[[ Exercise passage, beginning ]]
When bad things happen in the world and the social media channels are clogged with news reports, photos, and tales of loss and devastation, my first thought is usually: Thank God I’m not there. This is followed almost immediately by sympathy for those who are, and in quick succession, consideration of what I can do to help.
Along with all the reports of the devastation wreaked by the earthquakes in Nepal came a veritable deluge of appeals from international aid agencies looking for money to help those who had been made homeless as a result of Mother Nature’s latest onslaught. Lacking patience and wanting to act immediately, I was tempted. All I needed to do was to give my credit card details and key in an amount. Or use PayPal. Or make a bank transfer. I could do all three. But something held me back.
I have an innate distrust of big aid agencies. I don’t doubt for a minute that they are a necessary thread in the fabric of our society; that they have a role to play in trying to mitigate the effects of natural disasters; that they are staffed with very qualified, able people who work hard on the ground to make a difference. But…
I begrudge the 35% or so of my donation that would be spent on fundraising and administration and yet I know that marketing is necessary in order to attract more donations. I know that for the most part, the professionals in charge deserve the salaries they receive; they’re professionals. The plush offices though – those I can’t rationalise. But it’s not just about the agencies themselves and how they operate, it’s the scale on which they do so.
[[ Exercise passage, end ]]
[[ Provided information, beginning ]]
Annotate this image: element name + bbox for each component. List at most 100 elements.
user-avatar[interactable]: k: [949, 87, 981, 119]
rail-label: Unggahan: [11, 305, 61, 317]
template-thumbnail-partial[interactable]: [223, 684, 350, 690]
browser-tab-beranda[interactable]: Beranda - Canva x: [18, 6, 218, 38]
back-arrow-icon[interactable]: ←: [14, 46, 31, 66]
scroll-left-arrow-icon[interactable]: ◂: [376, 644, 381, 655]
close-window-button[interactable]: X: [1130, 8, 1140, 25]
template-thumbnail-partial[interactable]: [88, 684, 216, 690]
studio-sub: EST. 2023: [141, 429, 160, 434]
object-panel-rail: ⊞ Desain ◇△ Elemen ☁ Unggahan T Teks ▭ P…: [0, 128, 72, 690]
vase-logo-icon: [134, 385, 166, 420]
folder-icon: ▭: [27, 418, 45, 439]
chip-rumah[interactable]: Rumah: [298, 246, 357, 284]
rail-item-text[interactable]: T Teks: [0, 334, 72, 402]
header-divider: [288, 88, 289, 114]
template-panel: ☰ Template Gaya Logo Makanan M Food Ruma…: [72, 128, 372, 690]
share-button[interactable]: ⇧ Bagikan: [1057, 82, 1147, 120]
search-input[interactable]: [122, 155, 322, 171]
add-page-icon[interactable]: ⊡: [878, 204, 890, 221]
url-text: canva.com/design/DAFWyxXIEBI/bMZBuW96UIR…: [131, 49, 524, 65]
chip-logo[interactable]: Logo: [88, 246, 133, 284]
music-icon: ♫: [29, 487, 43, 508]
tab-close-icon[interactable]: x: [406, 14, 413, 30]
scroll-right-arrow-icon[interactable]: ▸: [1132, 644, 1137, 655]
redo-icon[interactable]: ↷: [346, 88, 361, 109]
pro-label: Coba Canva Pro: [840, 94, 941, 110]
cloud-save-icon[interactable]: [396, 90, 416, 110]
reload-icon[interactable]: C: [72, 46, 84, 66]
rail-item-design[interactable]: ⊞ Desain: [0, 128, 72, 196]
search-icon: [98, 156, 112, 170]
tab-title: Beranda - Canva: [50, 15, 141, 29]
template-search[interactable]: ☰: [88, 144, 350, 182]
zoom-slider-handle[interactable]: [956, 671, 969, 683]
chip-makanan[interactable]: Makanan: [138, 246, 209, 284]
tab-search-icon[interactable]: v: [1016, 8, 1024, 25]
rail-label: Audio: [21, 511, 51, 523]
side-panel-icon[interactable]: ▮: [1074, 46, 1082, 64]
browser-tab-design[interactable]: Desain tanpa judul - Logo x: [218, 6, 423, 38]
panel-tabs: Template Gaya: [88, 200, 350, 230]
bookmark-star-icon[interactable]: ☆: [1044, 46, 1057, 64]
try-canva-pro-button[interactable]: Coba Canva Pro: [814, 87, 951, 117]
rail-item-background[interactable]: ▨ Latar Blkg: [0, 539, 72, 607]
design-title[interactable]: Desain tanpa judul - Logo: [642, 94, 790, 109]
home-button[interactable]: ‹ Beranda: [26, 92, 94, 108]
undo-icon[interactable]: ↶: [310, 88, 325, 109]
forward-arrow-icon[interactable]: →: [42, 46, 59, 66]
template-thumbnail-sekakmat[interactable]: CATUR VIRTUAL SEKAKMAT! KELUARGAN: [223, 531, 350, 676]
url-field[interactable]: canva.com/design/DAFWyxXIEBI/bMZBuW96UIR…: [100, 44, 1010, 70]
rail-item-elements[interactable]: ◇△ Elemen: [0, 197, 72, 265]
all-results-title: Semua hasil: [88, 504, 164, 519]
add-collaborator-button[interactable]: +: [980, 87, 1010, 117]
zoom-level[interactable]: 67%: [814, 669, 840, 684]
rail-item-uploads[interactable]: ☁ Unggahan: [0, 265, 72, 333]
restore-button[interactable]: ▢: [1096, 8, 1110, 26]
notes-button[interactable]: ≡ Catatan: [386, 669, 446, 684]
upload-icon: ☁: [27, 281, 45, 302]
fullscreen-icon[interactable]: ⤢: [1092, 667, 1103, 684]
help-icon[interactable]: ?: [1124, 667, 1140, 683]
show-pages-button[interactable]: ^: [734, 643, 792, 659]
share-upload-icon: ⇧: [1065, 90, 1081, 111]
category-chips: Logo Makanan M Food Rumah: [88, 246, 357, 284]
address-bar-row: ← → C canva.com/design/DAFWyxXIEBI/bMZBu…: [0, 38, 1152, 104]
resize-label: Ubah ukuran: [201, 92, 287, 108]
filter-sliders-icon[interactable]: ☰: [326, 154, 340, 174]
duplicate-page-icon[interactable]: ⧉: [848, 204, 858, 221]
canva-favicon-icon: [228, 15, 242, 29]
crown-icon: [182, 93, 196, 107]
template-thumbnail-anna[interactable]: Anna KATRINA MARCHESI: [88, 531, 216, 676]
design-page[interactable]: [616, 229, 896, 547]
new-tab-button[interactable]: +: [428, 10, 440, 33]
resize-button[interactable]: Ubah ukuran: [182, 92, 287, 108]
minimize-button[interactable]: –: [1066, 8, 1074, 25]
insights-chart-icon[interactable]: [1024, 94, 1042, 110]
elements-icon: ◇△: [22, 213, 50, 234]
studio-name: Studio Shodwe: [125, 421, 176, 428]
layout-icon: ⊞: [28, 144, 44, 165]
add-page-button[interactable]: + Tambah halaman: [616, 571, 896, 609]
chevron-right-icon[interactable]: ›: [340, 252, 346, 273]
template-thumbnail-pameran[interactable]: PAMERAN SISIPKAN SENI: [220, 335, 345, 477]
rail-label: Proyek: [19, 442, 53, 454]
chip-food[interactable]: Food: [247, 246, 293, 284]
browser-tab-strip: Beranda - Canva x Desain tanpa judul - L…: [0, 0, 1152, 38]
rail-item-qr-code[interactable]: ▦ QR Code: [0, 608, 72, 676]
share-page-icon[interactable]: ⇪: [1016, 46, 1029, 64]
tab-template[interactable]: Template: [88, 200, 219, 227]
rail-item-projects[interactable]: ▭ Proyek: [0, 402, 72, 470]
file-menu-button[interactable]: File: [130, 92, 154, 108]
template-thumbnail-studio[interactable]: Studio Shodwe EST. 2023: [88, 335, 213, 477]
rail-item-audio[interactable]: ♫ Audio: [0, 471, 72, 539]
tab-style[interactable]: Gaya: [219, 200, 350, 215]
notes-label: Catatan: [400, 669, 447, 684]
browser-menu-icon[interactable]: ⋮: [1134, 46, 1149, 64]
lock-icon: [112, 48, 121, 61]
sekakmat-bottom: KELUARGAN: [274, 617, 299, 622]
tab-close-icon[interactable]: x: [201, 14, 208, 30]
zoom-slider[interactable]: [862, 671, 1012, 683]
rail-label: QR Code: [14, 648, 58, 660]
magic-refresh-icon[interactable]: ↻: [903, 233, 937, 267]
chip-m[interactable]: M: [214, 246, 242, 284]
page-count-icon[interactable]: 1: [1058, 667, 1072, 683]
[[ Provided information, end ]]
▸ Activity
Copy out, word for word, the stretch of the essay on donating after the Nepal earthquakes from "When bad things" through "held me back.".

▸ Result of this exercise
When bad things happen in the world and the social media channels are clogged with news reports, photos, and tales of loss and devastation, my first thought is usually: Thank God I’m not there. This is followed almost immediately by sympathy for those who are, and in quick succession, consideration of what I can do to help.
Along with all the reports of the devastation wreaked by the earthquakes in Nepal came a veritable deluge of appeals from international aid agencies looking for money to help those who had been made homeless as a result of Mother Nature’s latest onslaught. Lacking patience and wanting to act immediately, I was tempted. All I needed to do was to give my credit card details and key in an amount. Or use PayPal. Or make a bank transfer. I could do all three. But something held me back.